Collected data
-.-.-

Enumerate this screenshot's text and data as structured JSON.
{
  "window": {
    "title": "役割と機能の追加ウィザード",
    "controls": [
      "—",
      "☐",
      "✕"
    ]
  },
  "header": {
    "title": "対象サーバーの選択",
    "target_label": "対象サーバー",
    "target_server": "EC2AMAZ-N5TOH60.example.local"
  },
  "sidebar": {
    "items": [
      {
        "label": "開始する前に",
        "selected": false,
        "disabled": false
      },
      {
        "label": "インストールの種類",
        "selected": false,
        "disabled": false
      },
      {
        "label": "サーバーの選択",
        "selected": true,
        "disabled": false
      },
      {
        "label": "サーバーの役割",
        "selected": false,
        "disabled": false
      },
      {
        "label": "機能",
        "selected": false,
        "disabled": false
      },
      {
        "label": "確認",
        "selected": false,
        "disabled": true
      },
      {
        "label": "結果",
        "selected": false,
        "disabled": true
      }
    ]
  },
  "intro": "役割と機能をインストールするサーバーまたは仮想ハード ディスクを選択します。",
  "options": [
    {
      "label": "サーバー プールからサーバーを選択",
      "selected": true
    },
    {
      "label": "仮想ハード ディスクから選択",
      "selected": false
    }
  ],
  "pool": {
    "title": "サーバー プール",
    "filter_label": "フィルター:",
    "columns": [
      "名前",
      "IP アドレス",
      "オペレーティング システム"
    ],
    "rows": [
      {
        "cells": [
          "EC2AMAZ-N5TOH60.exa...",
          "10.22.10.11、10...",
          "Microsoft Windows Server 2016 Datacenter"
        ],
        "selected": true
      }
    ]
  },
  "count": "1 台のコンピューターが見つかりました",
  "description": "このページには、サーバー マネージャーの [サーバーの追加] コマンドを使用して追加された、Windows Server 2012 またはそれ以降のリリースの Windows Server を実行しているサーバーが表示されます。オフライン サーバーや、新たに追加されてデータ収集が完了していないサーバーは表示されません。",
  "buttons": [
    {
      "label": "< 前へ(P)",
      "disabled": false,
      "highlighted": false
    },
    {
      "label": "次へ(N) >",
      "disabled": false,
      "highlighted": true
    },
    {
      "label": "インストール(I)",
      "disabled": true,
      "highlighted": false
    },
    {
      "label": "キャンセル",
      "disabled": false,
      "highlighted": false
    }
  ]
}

-.-.-

TASK STATEMENT -> Above are the records; retype them all without a single difference.

REPLY ->
Enumerate this screenshot's text and data as structured JSON.
{
  "window": {
    "title": "役割と機能の追加ウィザード",
    "controls": [
      "—",
      "☐",
      "✕"
    ]
  },
  "header": {
    "title": "対象サーバーの選択",
    "target_label": "対象サーバー",
    "target_server": "EC2AMAZ-N5TOH60.example.local"
  },
  "sidebar": {
    "items": [
      {
        "label": "開始する前に",
        "selected": false,
        "disabled": false
      },
      {
        "label": "インストールの種類",
        "selected": false,
        "disabled": false
      },
      {
        "label": "サーバーの選択",
        "selected": true,
        "disabled": false
      },
      {
        "label": "サーバーの役割",
        "selected": false,
        "disabled": false
      },
      {
        "label": "機能",
        "selected": false,
        "disabled": false
      },
      {
        "label": "確認",
        "selected": false,
        "disabled": true
      },
      {
        "label": "結果",
        "selected": false,
        "disabled": true
      }
    ]
  },
  "intro": "役割と機能をインストールするサーバーまたは仮想ハード ディスクを選択します。",
  "options": [
    {
      "label": "サーバー プールからサーバーを選択",
      "selected": true
    },
    {
      "label": "仮想ハード ディスクから選択",
      "selected": false
    }
  ],
  "pool": {
    "title": "サーバー プール",
    "filter_label": "フィルター:",
    "columns": [
      "名前",
      "IP アドレス",
      "オペレーティング システム"
    ],
    "rows": [
      {
        "cells": [
          "EC2AMAZ-N5TOH60.exa...",
          "10.22.10.11、10...",
          "Microsoft Windows Server 2016 Datacenter"
        ],
        "selected": true
      }
    ]
  },
  "count": "1 台のコンピューターが見つかりました",
  "description": "このページには、サーバー マネージャーの [サーバーの追加] コマンドを使用して追加された、Windows Server 2012 またはそれ以降のリリースの Windows Server を実行しているサーバーが表示されます。オフライン サーバーや、新たに追加されてデータ収集が完了していないサーバーは表示されません。",
  "buttons": [
    {
      "label": "< 前へ(P)",
      "disabled": false,
      "highlighted": false
    },
    {
      "label": "次へ(N) >",
      "disabled": false,
      "highlighted": true
    },
    {
      "label": "インストール(I)",
      "disabled": true,
      "highlighted": false
    },
    {
      "label": "キャンセル",
      "disabled": false,
      "highlighted": false
    }
  ]
}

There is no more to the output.